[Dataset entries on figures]
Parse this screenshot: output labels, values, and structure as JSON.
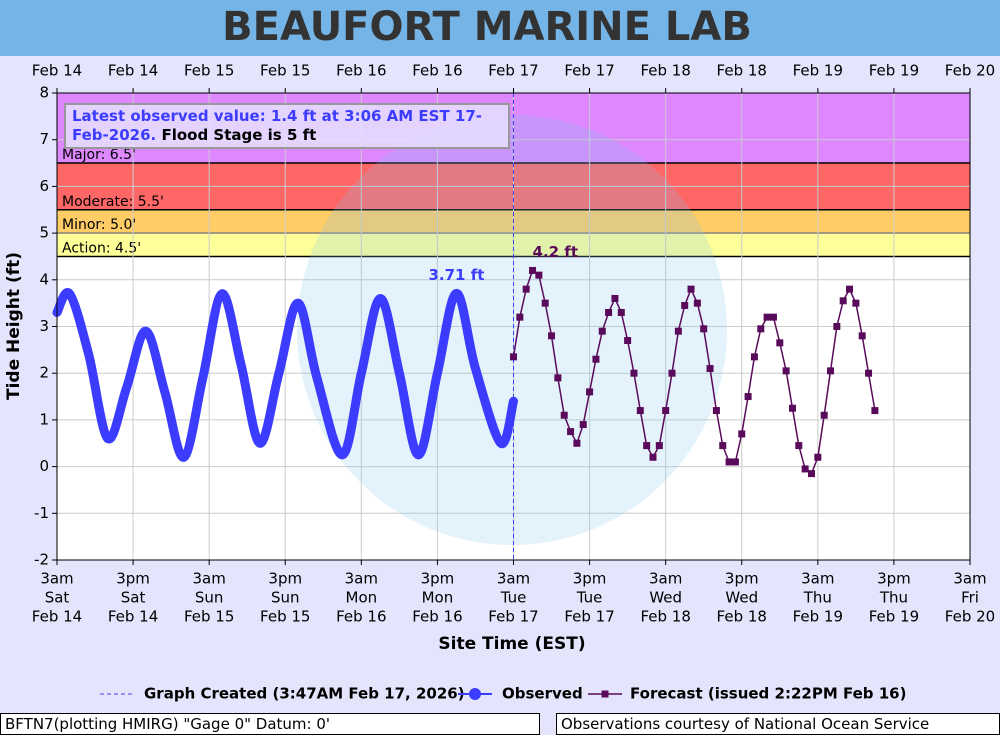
{
  "chart_data": {
    "type": "line",
    "title": "BEAUFORT MARINE LAB",
    "xlabel": "Site Time (EST)",
    "ylabel": "Tide Height (ft)",
    "xlim": [
      "2026-02-14T03:00",
      "2026-02-20T03:00"
    ],
    "ylim": [
      -2,
      8
    ],
    "yticks": [
      -2,
      -1,
      0,
      1,
      2,
      3,
      4,
      5,
      6,
      7,
      8
    ],
    "grid": true,
    "xticks": [
      {
        "value": "2026-02-14T03:00",
        "label": [
          "3am",
          "Sat",
          "Feb 14"
        ]
      },
      {
        "value": "2026-02-14T15:00",
        "label": [
          "3pm",
          "Sat",
          "Feb 14"
        ]
      },
      {
        "value": "2026-02-15T03:00",
        "label": [
          "3am",
          "Sun",
          "Feb 15"
        ]
      },
      {
        "value": "2026-02-15T15:00",
        "label": [
          "3pm",
          "Sun",
          "Feb 15"
        ]
      },
      {
        "value": "2026-02-16T03:00",
        "label": [
          "3am",
          "Mon",
          "Feb 16"
        ]
      },
      {
        "value": "2026-02-16T15:00",
        "label": [
          "3pm",
          "Mon",
          "Feb 16"
        ]
      },
      {
        "value": "2026-02-17T03:00",
        "label": [
          "3am",
          "Tue",
          "Feb 17"
        ]
      },
      {
        "value": "2026-02-17T15:00",
        "label": [
          "3pm",
          "Tue",
          "Feb 17"
        ]
      },
      {
        "value": "2026-02-18T03:00",
        "label": [
          "3am",
          "Wed",
          "Feb 18"
        ]
      },
      {
        "value": "2026-02-18T15:00",
        "label": [
          "3pm",
          "Wed",
          "Feb 18"
        ]
      },
      {
        "value": "2026-02-19T03:00",
        "label": [
          "3am",
          "Thu",
          "Feb 19"
        ]
      },
      {
        "value": "2026-02-19T15:00",
        "label": [
          "3pm",
          "Thu",
          "Feb 19"
        ]
      },
      {
        "value": "2026-02-20T03:00",
        "label": [
          "3am",
          "Fri",
          "Feb 20"
        ]
      }
    ],
    "x2ticks": [
      {
        "value": "2026-02-14T03:00",
        "label": "Feb 14"
      },
      {
        "value": "2026-02-14T15:00",
        "label": "Feb 14"
      },
      {
        "value": "2026-02-15T03:00",
        "label": "Feb 15"
      },
      {
        "value": "2026-02-15T15:00",
        "label": "Feb 15"
      },
      {
        "value": "2026-02-16T03:00",
        "label": "Feb 16"
      },
      {
        "value": "2026-02-16T15:00",
        "label": "Feb 16"
      },
      {
        "value": "2026-02-17T03:00",
        "label": "Feb 17"
      },
      {
        "value": "2026-02-17T15:00",
        "label": "Feb 17"
      },
      {
        "value": "2026-02-18T03:00",
        "label": "Feb 18"
      },
      {
        "value": "2026-02-18T15:00",
        "label": "Feb 18"
      },
      {
        "value": "2026-02-19T03:00",
        "label": "Feb 19"
      },
      {
        "value": "2026-02-19T15:00",
        "label": "Feb 19"
      },
      {
        "value": "2026-02-20T03:00",
        "label": "Feb 20"
      }
    ],
    "flood_categories": [
      {
        "label": "Action: 4.5'",
        "value": 4.5,
        "color": "#ffff99"
      },
      {
        "label": "Minor: 5.0'",
        "value": 5.0,
        "color": "#ffcc66"
      },
      {
        "label": "Moderate: 5.5'",
        "value": 5.5,
        "color": "#ff6666"
      },
      {
        "label": "Major: 6.5'",
        "value": 6.5,
        "color": "#dd88ff"
      }
    ],
    "series": [
      {
        "name": "Observed",
        "color": "#3c3cff",
        "x": [
          "2026-02-14T03:00",
          "2026-02-14T05:00",
          "2026-02-14T08:00",
          "2026-02-14T11:00",
          "2026-02-14T14:00",
          "2026-02-14T17:00",
          "2026-02-14T20:00",
          "2026-02-14T23:00",
          "2026-02-15T02:00",
          "2026-02-15T05:00",
          "2026-02-15T08:00",
          "2026-02-15T11:00",
          "2026-02-15T14:00",
          "2026-02-15T17:00",
          "2026-02-15T20:00",
          "2026-02-16T00:00",
          "2026-02-16T03:00",
          "2026-02-16T06:00",
          "2026-02-16T09:00",
          "2026-02-16T12:00",
          "2026-02-16T15:00",
          "2026-02-16T18:00",
          "2026-02-16T21:00",
          "2026-02-17T01:00",
          "2026-02-17T03:00"
        ],
        "values": [
          3.3,
          3.7,
          2.4,
          0.6,
          1.7,
          2.9,
          1.6,
          0.2,
          1.9,
          3.7,
          2.2,
          0.5,
          2.0,
          3.5,
          1.9,
          0.25,
          2.0,
          3.6,
          2.0,
          0.25,
          2.0,
          3.71,
          2.1,
          0.5,
          1.4
        ]
      },
      {
        "name": "Forecast (issued 2:22PM Feb 16)",
        "color": "#5a0a5a",
        "x": [
          "2026-02-17T03:00",
          "2026-02-17T04:00",
          "2026-02-17T05:00",
          "2026-02-17T06:00",
          "2026-02-17T07:00",
          "2026-02-17T08:00",
          "2026-02-17T09:00",
          "2026-02-17T10:00",
          "2026-02-17T11:00",
          "2026-02-17T12:00",
          "2026-02-17T13:00",
          "2026-02-17T14:00",
          "2026-02-17T15:00",
          "2026-02-17T16:00",
          "2026-02-17T17:00",
          "2026-02-17T18:00",
          "2026-02-17T19:00",
          "2026-02-17T20:00",
          "2026-02-17T21:00",
          "2026-02-17T22:00",
          "2026-02-17T23:00",
          "2026-02-18T00:00",
          "2026-02-18T01:00",
          "2026-02-18T02:00",
          "2026-02-18T03:00",
          "2026-02-18T04:00",
          "2026-02-18T05:00",
          "2026-02-18T06:00",
          "2026-02-18T07:00",
          "2026-02-18T08:00",
          "2026-02-18T09:00",
          "2026-02-18T10:00",
          "2026-02-18T11:00",
          "2026-02-18T12:00",
          "2026-02-18T13:00",
          "2026-02-18T14:00",
          "2026-02-18T15:00",
          "2026-02-18T16:00",
          "2026-02-18T17:00",
          "2026-02-18T18:00",
          "2026-02-18T19:00",
          "2026-02-18T20:00",
          "2026-02-18T21:00",
          "2026-02-18T22:00",
          "2026-02-18T23:00",
          "2026-02-19T00:00",
          "2026-02-19T01:00",
          "2026-02-19T02:00",
          "2026-02-19T03:00",
          "2026-02-19T04:00",
          "2026-02-19T05:00",
          "2026-02-19T06:00",
          "2026-02-19T07:00",
          "2026-02-19T08:00",
          "2026-02-19T09:00",
          "2026-02-19T10:00",
          "2026-02-19T11:00",
          "2026-02-19T12:00"
        ],
        "values": [
          2.35,
          3.2,
          3.8,
          4.2,
          4.1,
          3.5,
          2.8,
          1.9,
          1.1,
          0.75,
          0.5,
          0.9,
          1.6,
          2.3,
          2.9,
          3.3,
          3.6,
          3.3,
          2.7,
          2.0,
          1.2,
          0.45,
          0.2,
          0.45,
          1.2,
          2.0,
          2.9,
          3.45,
          3.8,
          3.5,
          2.95,
          2.1,
          1.2,
          0.45,
          0.1,
          0.1,
          0.7,
          1.5,
          2.35,
          2.95,
          3.2,
          3.2,
          2.65,
          2.05,
          1.25,
          0.45,
          -0.05,
          -0.15,
          0.2,
          1.1,
          2.05,
          3.0,
          3.55,
          3.8,
          3.5,
          2.8,
          2.0,
          1.2
        ]
      }
    ],
    "created": {
      "name": "Graph Created (3:47AM Feb 17, 2026)",
      "x": "2026-02-17T03:00",
      "color": "#3c3cff"
    },
    "annotations": [
      {
        "text": "3.71 ft",
        "x": "2026-02-16T18:00",
        "y": 3.71,
        "color": "#3c3cff"
      },
      {
        "text": "4.2 ft",
        "x": "2026-02-17T06:00",
        "y": 4.2,
        "color": "#5a0a5a"
      }
    ],
    "latest_observed": "Latest observed value: 1.4 ft at 3:06 AM EST 17-Feb-2026.",
    "flood_stage_note": "Flood Stage is 5 ft",
    "footer_left": "BFTN7(plotting HMIRG) \"Gage 0\" Datum: 0'",
    "footer_right": "Observations courtesy of National Ocean Service"
  }
}
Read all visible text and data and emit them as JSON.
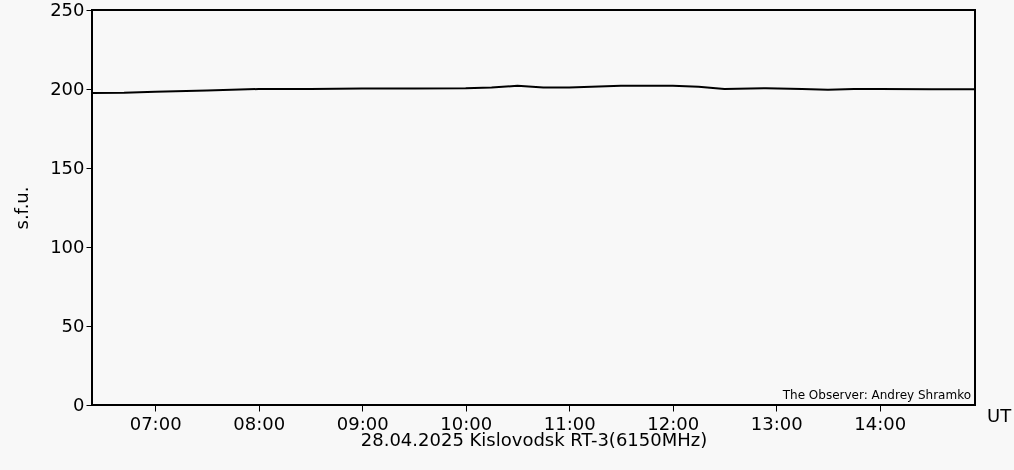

TO BE DONE
Scan the material line by line and report each one that contains "JSON".

THE RESULT
Parse this screenshot: output labels, values, and structure as JSON.
Read all visible text and data and emit them as JSON.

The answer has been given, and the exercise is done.